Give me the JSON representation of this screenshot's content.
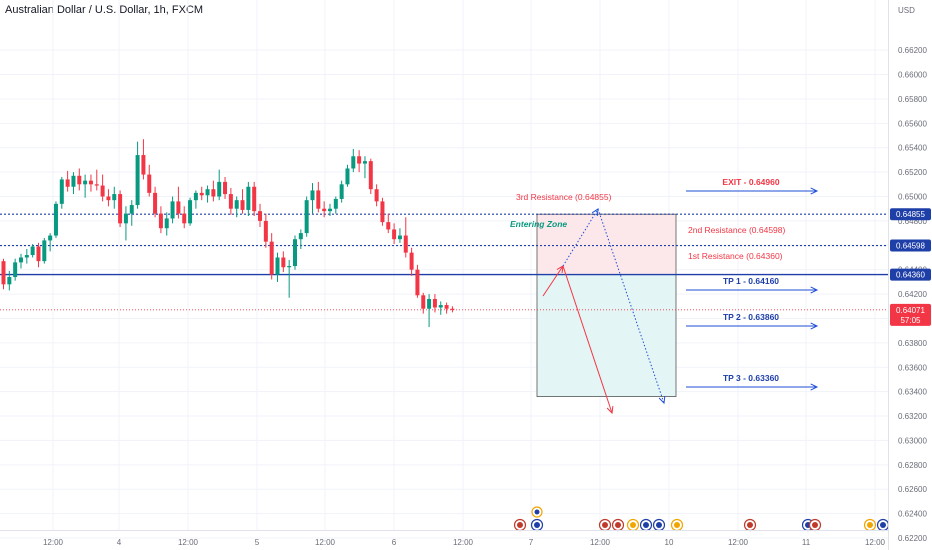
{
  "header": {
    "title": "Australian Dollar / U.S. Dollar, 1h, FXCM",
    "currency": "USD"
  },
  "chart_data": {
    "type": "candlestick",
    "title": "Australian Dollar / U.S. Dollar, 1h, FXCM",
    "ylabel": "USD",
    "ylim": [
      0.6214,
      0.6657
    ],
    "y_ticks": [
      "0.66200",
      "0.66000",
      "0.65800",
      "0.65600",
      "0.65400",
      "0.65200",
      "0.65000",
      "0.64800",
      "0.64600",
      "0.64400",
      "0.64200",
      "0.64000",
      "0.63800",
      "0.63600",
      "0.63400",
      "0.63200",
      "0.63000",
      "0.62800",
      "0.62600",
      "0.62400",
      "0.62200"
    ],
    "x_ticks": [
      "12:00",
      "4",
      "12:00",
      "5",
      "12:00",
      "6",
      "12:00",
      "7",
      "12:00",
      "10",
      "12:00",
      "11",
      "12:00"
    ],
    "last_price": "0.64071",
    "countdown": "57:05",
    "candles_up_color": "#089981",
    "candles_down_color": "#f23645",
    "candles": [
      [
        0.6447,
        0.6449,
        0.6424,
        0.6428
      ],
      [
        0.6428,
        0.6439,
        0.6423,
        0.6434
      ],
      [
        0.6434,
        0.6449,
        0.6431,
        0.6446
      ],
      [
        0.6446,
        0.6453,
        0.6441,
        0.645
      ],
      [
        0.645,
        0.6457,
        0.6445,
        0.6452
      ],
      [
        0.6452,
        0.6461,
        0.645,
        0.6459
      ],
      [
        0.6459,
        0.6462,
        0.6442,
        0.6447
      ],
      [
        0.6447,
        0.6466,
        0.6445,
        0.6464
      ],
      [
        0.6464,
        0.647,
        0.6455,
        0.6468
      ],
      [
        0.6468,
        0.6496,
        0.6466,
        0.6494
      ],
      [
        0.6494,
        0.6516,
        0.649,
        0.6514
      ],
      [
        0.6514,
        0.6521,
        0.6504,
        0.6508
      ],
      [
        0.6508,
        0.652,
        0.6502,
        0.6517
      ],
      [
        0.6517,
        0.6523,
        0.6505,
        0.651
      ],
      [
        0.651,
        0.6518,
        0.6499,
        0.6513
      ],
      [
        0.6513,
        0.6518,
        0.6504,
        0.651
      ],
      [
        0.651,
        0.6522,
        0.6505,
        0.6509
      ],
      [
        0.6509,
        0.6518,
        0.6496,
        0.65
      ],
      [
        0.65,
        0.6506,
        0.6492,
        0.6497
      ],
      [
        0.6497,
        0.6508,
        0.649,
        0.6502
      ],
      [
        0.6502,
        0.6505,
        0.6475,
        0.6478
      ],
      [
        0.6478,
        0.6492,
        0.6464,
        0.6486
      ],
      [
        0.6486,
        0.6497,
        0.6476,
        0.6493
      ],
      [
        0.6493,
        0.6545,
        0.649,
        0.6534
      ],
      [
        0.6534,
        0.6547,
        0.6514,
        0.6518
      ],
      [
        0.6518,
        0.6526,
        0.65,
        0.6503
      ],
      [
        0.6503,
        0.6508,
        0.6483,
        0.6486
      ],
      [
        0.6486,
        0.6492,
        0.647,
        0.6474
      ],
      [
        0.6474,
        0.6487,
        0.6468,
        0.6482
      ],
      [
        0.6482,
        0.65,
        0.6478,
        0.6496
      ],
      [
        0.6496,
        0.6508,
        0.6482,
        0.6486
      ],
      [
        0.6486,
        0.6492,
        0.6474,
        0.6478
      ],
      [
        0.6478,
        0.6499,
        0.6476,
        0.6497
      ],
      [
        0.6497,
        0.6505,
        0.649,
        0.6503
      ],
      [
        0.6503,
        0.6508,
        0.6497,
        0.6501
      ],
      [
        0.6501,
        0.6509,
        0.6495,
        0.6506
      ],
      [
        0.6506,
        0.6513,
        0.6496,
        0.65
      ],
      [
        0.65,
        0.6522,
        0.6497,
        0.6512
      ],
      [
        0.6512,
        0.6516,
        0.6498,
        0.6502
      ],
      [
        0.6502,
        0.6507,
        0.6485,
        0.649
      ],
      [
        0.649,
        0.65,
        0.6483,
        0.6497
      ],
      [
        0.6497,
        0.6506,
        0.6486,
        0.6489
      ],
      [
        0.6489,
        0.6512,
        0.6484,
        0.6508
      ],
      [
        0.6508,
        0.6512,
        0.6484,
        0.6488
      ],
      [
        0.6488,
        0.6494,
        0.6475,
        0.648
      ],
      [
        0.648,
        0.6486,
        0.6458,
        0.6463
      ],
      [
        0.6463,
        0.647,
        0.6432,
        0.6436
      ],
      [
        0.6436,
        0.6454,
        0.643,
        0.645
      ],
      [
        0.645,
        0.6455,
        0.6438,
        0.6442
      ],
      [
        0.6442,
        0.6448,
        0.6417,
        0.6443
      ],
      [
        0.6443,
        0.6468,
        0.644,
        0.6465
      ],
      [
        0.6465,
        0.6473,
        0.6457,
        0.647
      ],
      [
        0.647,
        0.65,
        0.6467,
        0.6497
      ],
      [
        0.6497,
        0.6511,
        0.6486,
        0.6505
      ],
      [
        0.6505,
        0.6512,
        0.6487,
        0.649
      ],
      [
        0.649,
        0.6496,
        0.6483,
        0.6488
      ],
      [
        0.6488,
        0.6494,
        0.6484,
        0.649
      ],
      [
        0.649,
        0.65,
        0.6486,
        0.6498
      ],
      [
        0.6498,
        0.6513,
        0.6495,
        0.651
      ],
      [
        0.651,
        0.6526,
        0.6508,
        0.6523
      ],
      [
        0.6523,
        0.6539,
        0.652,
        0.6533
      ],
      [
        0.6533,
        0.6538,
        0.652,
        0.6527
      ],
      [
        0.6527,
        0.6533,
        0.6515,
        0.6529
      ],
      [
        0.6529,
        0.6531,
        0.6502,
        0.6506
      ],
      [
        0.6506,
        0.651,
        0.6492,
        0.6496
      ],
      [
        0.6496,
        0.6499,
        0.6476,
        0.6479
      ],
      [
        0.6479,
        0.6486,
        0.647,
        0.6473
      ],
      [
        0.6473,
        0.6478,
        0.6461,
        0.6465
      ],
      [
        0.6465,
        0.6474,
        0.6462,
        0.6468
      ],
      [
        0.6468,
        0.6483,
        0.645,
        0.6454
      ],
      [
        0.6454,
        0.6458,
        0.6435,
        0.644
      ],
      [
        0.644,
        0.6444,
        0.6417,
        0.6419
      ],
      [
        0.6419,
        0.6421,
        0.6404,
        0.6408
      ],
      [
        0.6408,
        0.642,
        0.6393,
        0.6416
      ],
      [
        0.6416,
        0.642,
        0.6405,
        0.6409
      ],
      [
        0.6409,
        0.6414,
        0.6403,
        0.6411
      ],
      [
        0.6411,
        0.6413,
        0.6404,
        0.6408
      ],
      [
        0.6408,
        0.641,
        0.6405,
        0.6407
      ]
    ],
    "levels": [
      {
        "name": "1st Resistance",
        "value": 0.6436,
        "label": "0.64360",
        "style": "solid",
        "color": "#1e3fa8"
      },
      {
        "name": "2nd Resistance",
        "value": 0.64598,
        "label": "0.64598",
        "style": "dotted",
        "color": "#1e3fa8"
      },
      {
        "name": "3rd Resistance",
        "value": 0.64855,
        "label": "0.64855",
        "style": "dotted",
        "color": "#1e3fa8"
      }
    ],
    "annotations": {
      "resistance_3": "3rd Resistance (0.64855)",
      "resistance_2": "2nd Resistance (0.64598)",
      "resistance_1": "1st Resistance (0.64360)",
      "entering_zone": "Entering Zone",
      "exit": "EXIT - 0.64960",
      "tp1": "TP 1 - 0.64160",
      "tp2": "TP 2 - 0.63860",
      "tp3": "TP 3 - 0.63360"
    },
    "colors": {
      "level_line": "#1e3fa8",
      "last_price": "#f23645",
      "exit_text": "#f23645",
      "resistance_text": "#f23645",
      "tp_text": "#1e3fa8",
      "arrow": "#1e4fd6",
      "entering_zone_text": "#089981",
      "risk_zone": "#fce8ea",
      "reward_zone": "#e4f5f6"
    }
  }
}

■ The request ■
Lines that hold "value" are the ones to copy; find all of them.

■ Solution for this task ■
        "value": 0.6436,
        "value": 0.64598,
        "value": 0.64855,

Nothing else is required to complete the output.